* **WHAT IS REQUIRED**:
Return the entries below verbatim. Pictures stay out.
>> BEGIN EXTRACTED RECORDS
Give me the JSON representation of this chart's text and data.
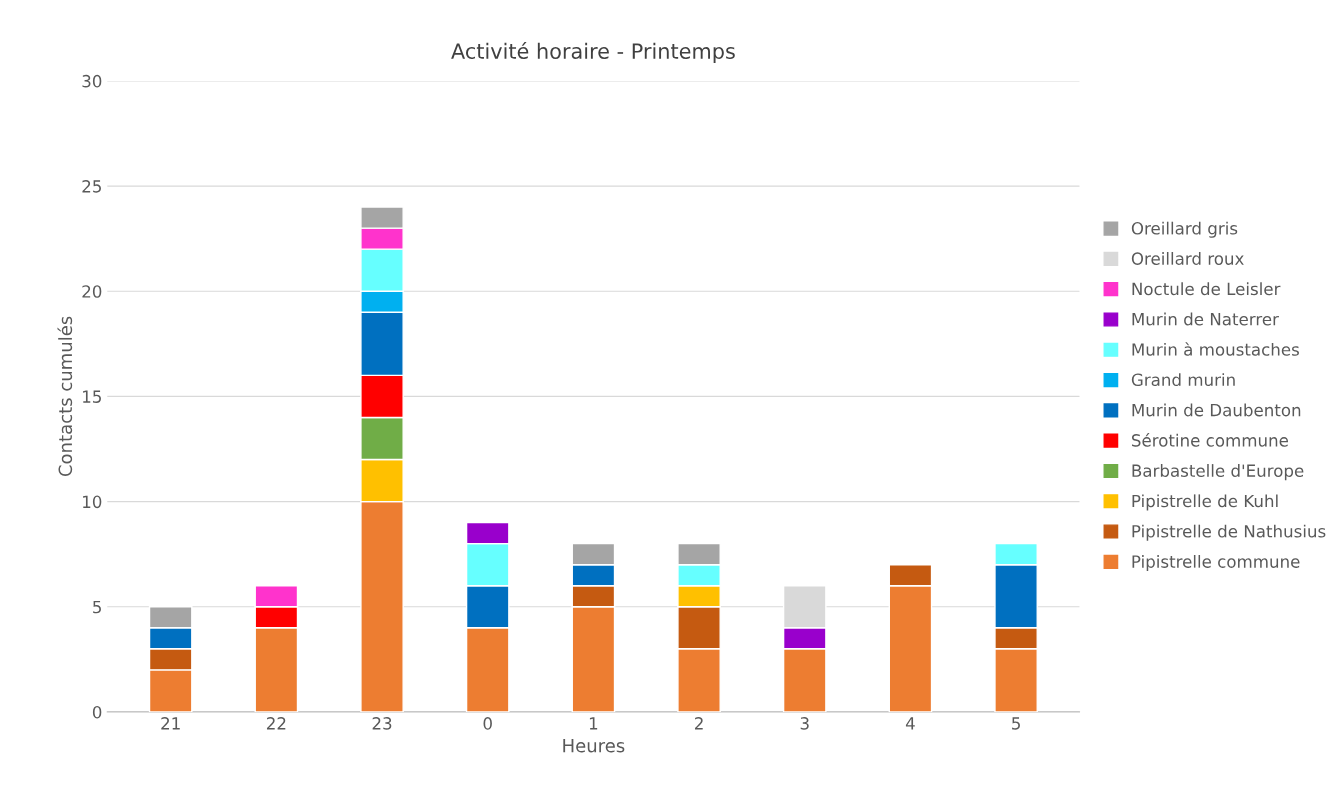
{
  "chart_data": {
    "type": "bar",
    "stacked": true,
    "title": "Activité horaire - Printemps",
    "xlabel": "Heures",
    "ylabel": "Contacts cumulés",
    "categories": [
      "21",
      "22",
      "23",
      "0",
      "1",
      "2",
      "3",
      "4",
      "5"
    ],
    "series": [
      {
        "name": "Pipistrelle commune",
        "color": "#ed7d31",
        "values": [
          2,
          4,
          10,
          4,
          5,
          3,
          3,
          6,
          3
        ]
      },
      {
        "name": "Pipistrelle de Nathusius",
        "color": "#c55a11",
        "values": [
          1,
          null,
          null,
          null,
          1,
          2,
          null,
          1,
          1
        ]
      },
      {
        "name": "Pipistrelle de Kuhl",
        "color": "#ffc000",
        "values": [
          null,
          null,
          2,
          null,
          null,
          1,
          null,
          null,
          null
        ]
      },
      {
        "name": "Barbastelle d'Europe",
        "color": "#70ad47",
        "values": [
          null,
          null,
          2,
          null,
          null,
          null,
          null,
          null,
          null
        ]
      },
      {
        "name": "Sérotine commune",
        "color": "#ff0000",
        "values": [
          null,
          1,
          2,
          null,
          null,
          null,
          null,
          null,
          null
        ]
      },
      {
        "name": "Murin de Daubenton",
        "color": "#0070c0",
        "values": [
          1,
          null,
          3,
          2,
          1,
          null,
          null,
          null,
          3
        ]
      },
      {
        "name": "Grand murin",
        "color": "#00b0f0",
        "values": [
          null,
          null,
          1,
          null,
          null,
          null,
          null,
          null,
          null
        ]
      },
      {
        "name": "Murin à moustaches",
        "color": "#66ffff",
        "values": [
          null,
          null,
          2,
          2,
          null,
          1,
          null,
          null,
          1
        ]
      },
      {
        "name": "Murin de Naterrer",
        "color": "#9900cc",
        "values": [
          null,
          null,
          null,
          1,
          null,
          null,
          1,
          null,
          null
        ]
      },
      {
        "name": "Noctule de Leisler",
        "color": "#ff33cc",
        "values": [
          null,
          1,
          1,
          null,
          null,
          null,
          null,
          null,
          null
        ]
      },
      {
        "name": "Oreillard roux",
        "color": "#d9d9d9",
        "values": [
          null,
          null,
          null,
          null,
          null,
          null,
          2,
          null,
          null
        ]
      },
      {
        "name": "Oreillard gris",
        "color": "#a5a5a5",
        "values": [
          1,
          null,
          1,
          null,
          1,
          1,
          null,
          null,
          null
        ]
      }
    ],
    "ylim": [
      0,
      30
    ],
    "yticks": [
      0,
      5,
      10,
      15,
      20,
      25,
      30
    ],
    "grid": "y",
    "legend": "right"
  }
}
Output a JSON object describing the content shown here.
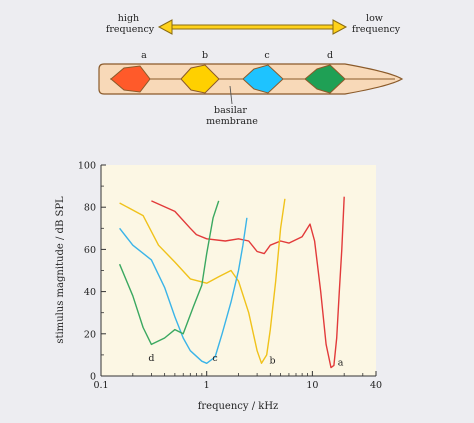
{
  "colors": {
    "background": "#ededf1",
    "plot_area": "#fcf7e4",
    "membrane_fill": "#f8d9b8",
    "membrane_stroke": "#8a5a2a",
    "arrow": "#ffd21a",
    "a": "#ff5a2a",
    "b": "#ffd000",
    "c": "#1ec3ff",
    "d": "#1fa055",
    "curve_a": "#e23a3a",
    "curve_b": "#f0c21a",
    "curve_c": "#3ab4e8",
    "curve_d": "#3aa860"
  },
  "diagram": {
    "high_frequency": [
      "high",
      "frequency"
    ],
    "low_frequency": [
      "low",
      "frequency"
    ],
    "positions": [
      "a",
      "b",
      "c",
      "d"
    ],
    "membrane_label": [
      "basilar",
      "membrane"
    ]
  },
  "chart_data": {
    "type": "line",
    "xlabel": "frequency / kHz",
    "ylabel": "stimulus magnitude / dB SPL",
    "xscale": "log",
    "xlim": [
      0.1,
      40
    ],
    "ylim": [
      0,
      100
    ],
    "xticks": [
      0.1,
      1,
      10,
      40
    ],
    "xtick_labels": [
      "0.1",
      "1",
      "10",
      "40"
    ],
    "yticks": [
      0,
      20,
      40,
      60,
      80,
      100
    ],
    "ytick_labels": [
      "0",
      "20",
      "40",
      "60",
      "80",
      "100"
    ],
    "grid": false,
    "series": [
      {
        "name": "a",
        "color_key": "curve_a",
        "label_at": [
          18.5,
          5
        ],
        "points": [
          [
            0.3,
            83
          ],
          [
            0.5,
            78
          ],
          [
            0.7,
            70
          ],
          [
            0.8,
            67
          ],
          [
            1.0,
            65
          ],
          [
            1.5,
            64
          ],
          [
            2.0,
            65
          ],
          [
            2.5,
            64
          ],
          [
            3.0,
            59
          ],
          [
            3.5,
            58
          ],
          [
            4.0,
            62
          ],
          [
            5.0,
            64
          ],
          [
            6.0,
            63
          ],
          [
            8.0,
            66
          ],
          [
            9.5,
            72
          ],
          [
            10.5,
            64
          ],
          [
            12.0,
            40
          ],
          [
            13.5,
            15
          ],
          [
            15.0,
            4
          ],
          [
            16.0,
            5
          ],
          [
            17.0,
            18
          ],
          [
            18.0,
            40
          ],
          [
            19.0,
            60
          ],
          [
            20.0,
            85
          ]
        ]
      },
      {
        "name": "b",
        "color_key": "curve_b",
        "label_at": [
          4.2,
          6
        ],
        "points": [
          [
            0.15,
            82
          ],
          [
            0.25,
            76
          ],
          [
            0.35,
            62
          ],
          [
            0.5,
            54
          ],
          [
            0.7,
            46
          ],
          [
            1.0,
            44
          ],
          [
            1.3,
            47
          ],
          [
            1.7,
            50
          ],
          [
            2.0,
            45
          ],
          [
            2.5,
            30
          ],
          [
            3.0,
            12
          ],
          [
            3.3,
            6
          ],
          [
            3.7,
            10
          ],
          [
            4.0,
            22
          ],
          [
            4.5,
            45
          ],
          [
            5.0,
            70
          ],
          [
            5.5,
            84
          ]
        ]
      },
      {
        "name": "c",
        "color_key": "curve_c",
        "label_at": [
          1.2,
          7
        ],
        "points": [
          [
            0.15,
            70
          ],
          [
            0.2,
            62
          ],
          [
            0.3,
            55
          ],
          [
            0.4,
            42
          ],
          [
            0.5,
            28
          ],
          [
            0.6,
            18
          ],
          [
            0.7,
            12
          ],
          [
            0.9,
            7
          ],
          [
            1.0,
            6
          ],
          [
            1.2,
            9
          ],
          [
            1.4,
            20
          ],
          [
            1.7,
            35
          ],
          [
            2.0,
            50
          ],
          [
            2.2,
            62
          ],
          [
            2.4,
            75
          ]
        ]
      },
      {
        "name": "d",
        "color_key": "curve_d",
        "label_at": [
          0.3,
          7
        ],
        "points": [
          [
            0.15,
            53
          ],
          [
            0.2,
            38
          ],
          [
            0.25,
            23
          ],
          [
            0.3,
            15
          ],
          [
            0.4,
            18
          ],
          [
            0.5,
            22
          ],
          [
            0.6,
            20
          ],
          [
            0.75,
            33
          ],
          [
            0.9,
            43
          ],
          [
            1.0,
            58
          ],
          [
            1.15,
            75
          ],
          [
            1.3,
            83
          ]
        ]
      }
    ]
  }
}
>> END EXTRACTED RECORDS
* **EXPECTED ANSWER**:
Give me the JSON representation of this chart's text and data.
{
  "chart_data": {
    "type": "bar",
    "stacked": true,
    "title": "Activité horaire - Printemps",
    "xlabel": "Heures",
    "ylabel": "Contacts cumulés",
    "categories": [
      "21",
      "22",
      "23",
      "0",
      "1",
      "2",
      "3",
      "4",
      "5"
    ],
    "series": [
      {
        "name": "Pipistrelle commune",
        "color": "#ed7d31",
        "values": [
          2,
          4,
          10,
          4,
          5,
          3,
          3,
          6,
          3
        ]
      },
      {
        "name": "Pipistrelle de Nathusius",
        "color": "#c55a11",
        "values": [
          1,
          null,
          null,
          null,
          1,
          2,
          null,
          1,
          1
        ]
      },
      {
        "name": "Pipistrelle de Kuhl",
        "color": "#ffc000",
        "values": [
          null,
          null,
          2,
          null,
          null,
          1,
          null,
          null,
          null
        ]
      },
      {
        "name": "Barbastelle d'Europe",
        "color": "#70ad47",
        "values": [
          null,
          null,
          2,
          null,
          null,
          null,
          null,
          null,
          null
        ]
      },
      {
        "name": "Sérotine commune",
        "color": "#ff0000",
        "values": [
          null,
          1,
          2,
          null,
          null,
          null,
          null,
          null,
          null
        ]
      },
      {
        "name": "Murin de Daubenton",
        "color": "#0070c0",
        "values": [
          1,
          null,
          3,
          2,
          1,
          null,
          null,
          null,
          3
        ]
      },
      {
        "name": "Grand murin",
        "color": "#00b0f0",
        "values": [
          null,
          null,
          1,
          null,
          null,
          null,
          null,
          null,
          null
        ]
      },
      {
        "name": "Murin à moustaches",
        "color": "#66ffff",
        "values": [
          null,
          null,
          2,
          2,
          null,
          1,
          null,
          null,
          1
        ]
      },
      {
        "name": "Murin de Naterrer",
        "color": "#9900cc",
        "values": [
          null,
          null,
          null,
          1,
          null,
          null,
          1,
          null,
          null
        ]
      },
      {
        "name": "Noctule de Leisler",
        "color": "#ff33cc",
        "values": [
          null,
          1,
          1,
          null,
          null,
          null,
          null,
          null,
          null
        ]
      },
      {
        "name": "Oreillard roux",
        "color": "#d9d9d9",
        "values": [
          null,
          null,
          null,
          null,
          null,
          null,
          2,
          null,
          null
        ]
      },
      {
        "name": "Oreillard gris",
        "color": "#a5a5a5",
        "values": [
          1,
          null,
          1,
          null,
          1,
          1,
          null,
          null,
          null
        ]
      }
    ],
    "ylim": [
      0,
      30
    ],
    "yticks": [
      0,
      5,
      10,
      15,
      20,
      25,
      30
    ],
    "grid": "y",
    "legend": "right"
  }
}
Output a JSON object describing the content shown here.
{
  "colors": {
    "background": "#ededf1",
    "plot_area": "#fcf7e4",
    "membrane_fill": "#f8d9b8",
    "membrane_stroke": "#8a5a2a",
    "arrow": "#ffd21a",
    "a": "#ff5a2a",
    "b": "#ffd000",
    "c": "#1ec3ff",
    "d": "#1fa055",
    "curve_a": "#e23a3a",
    "curve_b": "#f0c21a",
    "curve_c": "#3ab4e8",
    "curve_d": "#3aa860"
  },
  "diagram": {
    "high_frequency": [
      "high",
      "frequency"
    ],
    "low_frequency": [
      "low",
      "frequency"
    ],
    "positions": [
      "a",
      "b",
      "c",
      "d"
    ],
    "membrane_label": [
      "basilar",
      "membrane"
    ]
  },
  "chart_data": {
    "type": "line",
    "xlabel": "frequency / kHz",
    "ylabel": "stimulus magnitude / dB SPL",
    "xscale": "log",
    "xlim": [
      0.1,
      40
    ],
    "ylim": [
      0,
      100
    ],
    "xticks": [
      0.1,
      1,
      10,
      40
    ],
    "xtick_labels": [
      "0.1",
      "1",
      "10",
      "40"
    ],
    "yticks": [
      0,
      20,
      40,
      60,
      80,
      100
    ],
    "ytick_labels": [
      "0",
      "20",
      "40",
      "60",
      "80",
      "100"
    ],
    "grid": false,
    "series": [
      {
        "name": "a",
        "color_key": "curve_a",
        "label_at": [
          18.5,
          5
        ],
        "points": [
          [
            0.3,
            83
          ],
          [
            0.5,
            78
          ],
          [
            0.7,
            70
          ],
          [
            0.8,
            67
          ],
          [
            1.0,
            65
          ],
          [
            1.5,
            64
          ],
          [
            2.0,
            65
          ],
          [
            2.5,
            64
          ],
          [
            3.0,
            59
          ],
          [
            3.5,
            58
          ],
          [
            4.0,
            62
          ],
          [
            5.0,
            64
          ],
          [
            6.0,
            63
          ],
          [
            8.0,
            66
          ],
          [
            9.5,
            72
          ],
          [
            10.5,
            64
          ],
          [
            12.0,
            40
          ],
          [
            13.5,
            15
          ],
          [
            15.0,
            4
          ],
          [
            16.0,
            5
          ],
          [
            17.0,
            18
          ],
          [
            18.0,
            40
          ],
          [
            19.0,
            60
          ],
          [
            20.0,
            85
          ]
        ]
      },
      {
        "name": "b",
        "color_key": "curve_b",
        "label_at": [
          4.2,
          6
        ],
        "points": [
          [
            0.15,
            82
          ],
          [
            0.25,
            76
          ],
          [
            0.35,
            62
          ],
          [
            0.5,
            54
          ],
          [
            0.7,
            46
          ],
          [
            1.0,
            44
          ],
          [
            1.3,
            47
          ],
          [
            1.7,
            50
          ],
          [
            2.0,
            45
          ],
          [
            2.5,
            30
          ],
          [
            3.0,
            12
          ],
          [
            3.3,
            6
          ],
          [
            3.7,
            10
          ],
          [
            4.0,
            22
          ],
          [
            4.5,
            45
          ],
          [
            5.0,
            70
          ],
          [
            5.5,
            84
          ]
        ]
      },
      {
        "name": "c",
        "color_key": "curve_c",
        "label_at": [
          1.2,
          7
        ],
        "points": [
          [
            0.15,
            70
          ],
          [
            0.2,
            62
          ],
          [
            0.3,
            55
          ],
          [
            0.4,
            42
          ],
          [
            0.5,
            28
          ],
          [
            0.6,
            18
          ],
          [
            0.7,
            12
          ],
          [
            0.9,
            7
          ],
          [
            1.0,
            6
          ],
          [
            1.2,
            9
          ],
          [
            1.4,
            20
          ],
          [
            1.7,
            35
          ],
          [
            2.0,
            50
          ],
          [
            2.2,
            62
          ],
          [
            2.4,
            75
          ]
        ]
      },
      {
        "name": "d",
        "color_key": "curve_d",
        "label_at": [
          0.3,
          7
        ],
        "points": [
          [
            0.15,
            53
          ],
          [
            0.2,
            38
          ],
          [
            0.25,
            23
          ],
          [
            0.3,
            15
          ],
          [
            0.4,
            18
          ],
          [
            0.5,
            22
          ],
          [
            0.6,
            20
          ],
          [
            0.75,
            33
          ],
          [
            0.9,
            43
          ],
          [
            1.0,
            58
          ],
          [
            1.15,
            75
          ],
          [
            1.3,
            83
          ]
        ]
      }
    ]
  }
}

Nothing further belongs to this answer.